Written exercise –
Lift out each line of the data that holds "message".

Entries shown –
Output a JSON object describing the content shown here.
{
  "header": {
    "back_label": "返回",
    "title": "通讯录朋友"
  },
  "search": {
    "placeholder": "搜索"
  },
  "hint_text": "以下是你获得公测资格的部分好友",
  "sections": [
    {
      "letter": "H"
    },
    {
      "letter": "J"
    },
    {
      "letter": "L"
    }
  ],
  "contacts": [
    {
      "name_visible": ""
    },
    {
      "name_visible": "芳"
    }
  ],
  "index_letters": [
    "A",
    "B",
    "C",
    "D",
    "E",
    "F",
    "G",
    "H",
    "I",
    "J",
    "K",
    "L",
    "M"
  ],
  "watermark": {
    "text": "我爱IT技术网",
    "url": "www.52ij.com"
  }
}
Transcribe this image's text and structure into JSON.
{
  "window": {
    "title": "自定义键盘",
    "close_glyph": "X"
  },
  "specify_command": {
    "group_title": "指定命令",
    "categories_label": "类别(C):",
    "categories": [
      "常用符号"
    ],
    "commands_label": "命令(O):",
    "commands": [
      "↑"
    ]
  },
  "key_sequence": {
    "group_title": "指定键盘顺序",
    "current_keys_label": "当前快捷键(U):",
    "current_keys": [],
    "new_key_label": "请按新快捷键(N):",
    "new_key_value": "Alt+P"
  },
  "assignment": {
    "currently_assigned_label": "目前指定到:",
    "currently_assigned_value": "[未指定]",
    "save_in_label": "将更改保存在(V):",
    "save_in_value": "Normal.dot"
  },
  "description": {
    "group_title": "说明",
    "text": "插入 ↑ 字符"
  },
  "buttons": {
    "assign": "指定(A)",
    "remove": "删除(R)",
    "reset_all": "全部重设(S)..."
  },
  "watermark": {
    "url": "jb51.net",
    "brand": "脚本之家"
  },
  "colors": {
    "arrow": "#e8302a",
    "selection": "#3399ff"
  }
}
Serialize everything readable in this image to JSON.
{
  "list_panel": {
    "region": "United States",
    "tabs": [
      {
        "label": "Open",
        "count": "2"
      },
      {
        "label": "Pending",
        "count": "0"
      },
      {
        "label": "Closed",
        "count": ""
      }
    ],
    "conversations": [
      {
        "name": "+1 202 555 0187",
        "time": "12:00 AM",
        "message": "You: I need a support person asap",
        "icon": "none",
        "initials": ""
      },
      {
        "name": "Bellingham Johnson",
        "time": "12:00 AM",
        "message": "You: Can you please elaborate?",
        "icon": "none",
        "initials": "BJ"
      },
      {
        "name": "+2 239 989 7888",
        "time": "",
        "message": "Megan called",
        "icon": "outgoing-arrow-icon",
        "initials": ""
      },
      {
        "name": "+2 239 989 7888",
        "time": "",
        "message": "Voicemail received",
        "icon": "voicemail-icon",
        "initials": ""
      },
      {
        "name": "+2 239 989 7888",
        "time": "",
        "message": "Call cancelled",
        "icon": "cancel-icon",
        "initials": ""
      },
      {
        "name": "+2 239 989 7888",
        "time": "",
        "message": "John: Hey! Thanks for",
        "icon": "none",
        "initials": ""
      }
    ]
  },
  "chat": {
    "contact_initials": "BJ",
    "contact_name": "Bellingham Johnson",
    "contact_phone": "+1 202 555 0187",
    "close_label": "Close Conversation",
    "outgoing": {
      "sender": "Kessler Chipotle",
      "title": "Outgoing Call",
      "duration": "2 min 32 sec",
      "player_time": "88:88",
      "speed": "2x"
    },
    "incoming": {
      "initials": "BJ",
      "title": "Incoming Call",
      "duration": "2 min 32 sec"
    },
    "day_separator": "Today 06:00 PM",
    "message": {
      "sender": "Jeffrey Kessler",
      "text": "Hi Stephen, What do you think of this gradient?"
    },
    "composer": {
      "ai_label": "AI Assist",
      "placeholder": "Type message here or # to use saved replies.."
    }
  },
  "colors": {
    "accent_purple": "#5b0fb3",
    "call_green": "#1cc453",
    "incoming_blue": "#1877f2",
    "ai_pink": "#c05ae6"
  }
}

Output for this exercise –
        "message": "You: I need a support person asap",
        "message": "You: Can you please elaborate?",
        "message": "Megan called",
        "message": "Voicemail received",
        "message": "Call cancelled",
        "message": "John: Hey! Thanks for",
    "message": {
      "placeholder": "Type message here or # to use saved replies.."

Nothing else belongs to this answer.